Supplied data

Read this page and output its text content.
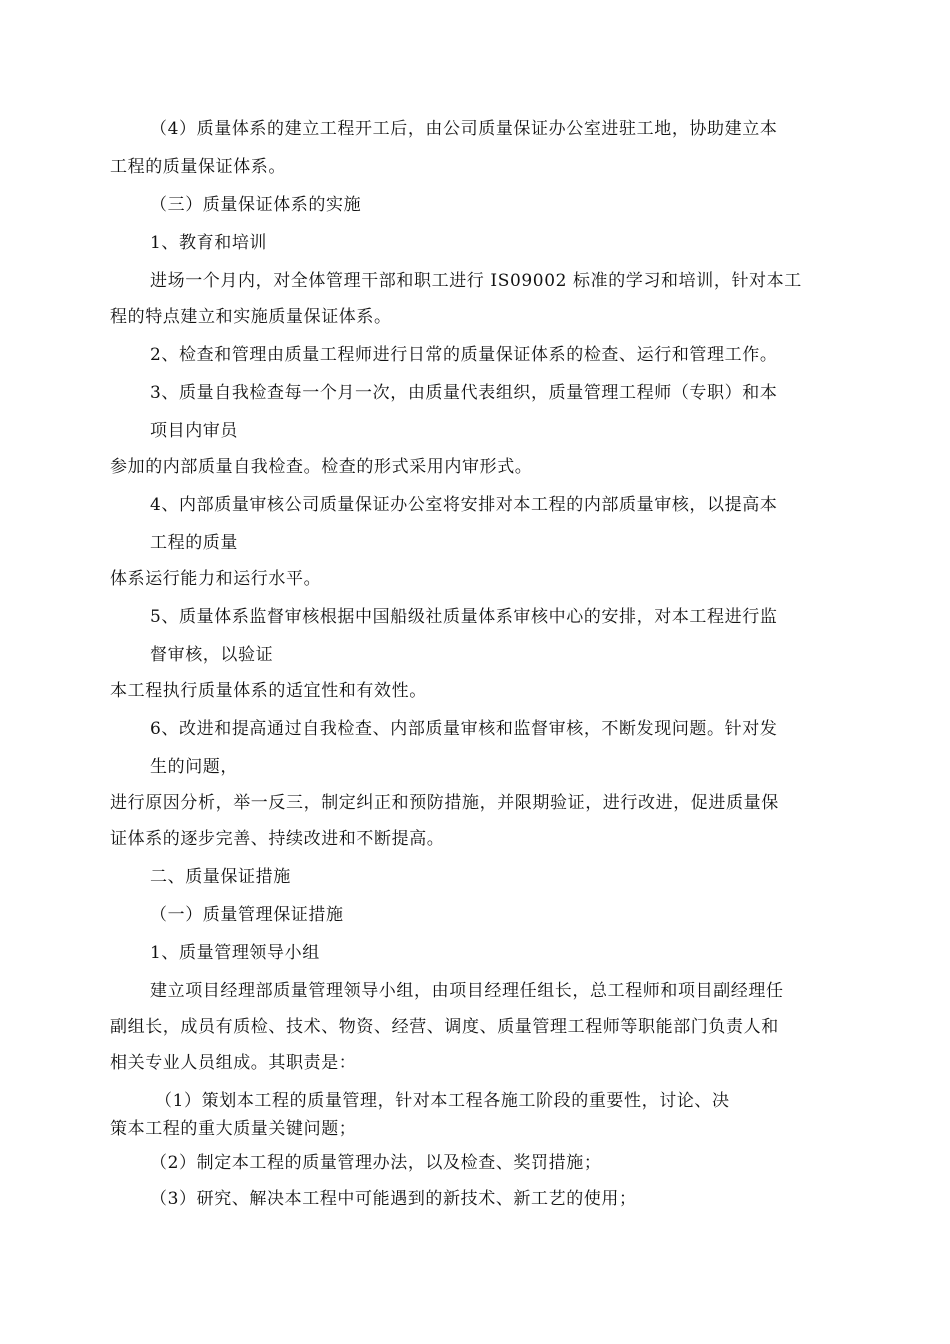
（4）质量体系的建立工程开工后，由公司质量保证办公室进驻工地，协助建立本
工程的质量保证体系。
（三）质量保证体系的实施
1、教育和培训
进场一个月内，对全体管理干部和职工进行 IS09002 标准的学习和培训，针对本工
程的特点建立和实施质量保证体系。
2、检查和管理由质量工程师进行日常的质量保证体系的检查、运行和管理工作。
3、质量自我检查每一个月一次，由质量代表组织，质量管理工程师（专职）和本
项目内审员
参加的内部质量自我检查。检查的形式采用内审形式。
4、内部质量审核公司质量保证办公室将安排对本工程的内部质量审核，以提高本
工程的质量
体系运行能力和运行水平。
5、质量体系监督审核根据中国船级社质量体系审核中心的安排，对本工程进行监
督审核，以验证
本工程执行质量体系的适宜性和有效性。
6、改进和提高通过自我检查、内部质量审核和监督审核，不断发现问题。针对发
生的问题，
进行原因分析，举一反三，制定纠正和预防措施，并限期验证，进行改进，促进质量保
证体系的逐步完善、持续改进和不断提高。
二、质量保证措施
（一）质量管理保证措施
1、质量管理领导小组
建立项目经理部质量管理领导小组，由项目经理任组长，总工程师和项目副经理任
副组长，成员有质检、技术、物资、经营、调度、质量管理工程师等职能部门负责人和
相关专业人员组成。其职责是：
（1）策划本工程的质量管理，针对本工程各施工阶段的重要性，讨论、决
策本工程的重大质量关键问题；
（2）制定本工程的质量管理办法，以及检查、奖罚措施；
（3）研究、解决本工程中可能遇到的新技术、新工艺的使用；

Problem to solve
Make an exact reproduction of the listing above, without any pictures.

Exercise answer
Read this page and output its text content.
（4）质量体系的建立工程开工后，由公司质量保证办公室进驻工地，协助建立本
工程的质量保证体系。
（三）质量保证体系的实施
1、教育和培训
进场一个月内，对全体管理干部和职工进行 IS09002 标准的学习和培训，针对本工
程的特点建立和实施质量保证体系。
2、检查和管理由质量工程师进行日常的质量保证体系的检查、运行和管理工作。
3、质量自我检查每一个月一次，由质量代表组织，质量管理工程师（专职）和本
项目内审员
参加的内部质量自我检查。检查的形式采用内审形式。
4、内部质量审核公司质量保证办公室将安排对本工程的内部质量审核，以提高本
工程的质量
体系运行能力和运行水平。
5、质量体系监督审核根据中国船级社质量体系审核中心的安排，对本工程进行监
督审核，以验证
本工程执行质量体系的适宜性和有效性。
6、改进和提高通过自我检查、内部质量审核和监督审核，不断发现问题。针对发
生的问题，
进行原因分析，举一反三，制定纠正和预防措施，并限期验证，进行改进，促进质量保
证体系的逐步完善、持续改进和不断提高。
二、质量保证措施
（一）质量管理保证措施
1、质量管理领导小组
建立项目经理部质量管理领导小组，由项目经理任组长，总工程师和项目副经理任
副组长，成员有质检、技术、物资、经营、调度、质量管理工程师等职能部门负责人和
相关专业人员组成。其职责是：
（1）策划本工程的质量管理，针对本工程各施工阶段的重要性，讨论、决
策本工程的重大质量关键问题；
（2）制定本工程的质量管理办法，以及检查、奖罚措施；
（3）研究、解决本工程中可能遇到的新技术、新工艺的使用；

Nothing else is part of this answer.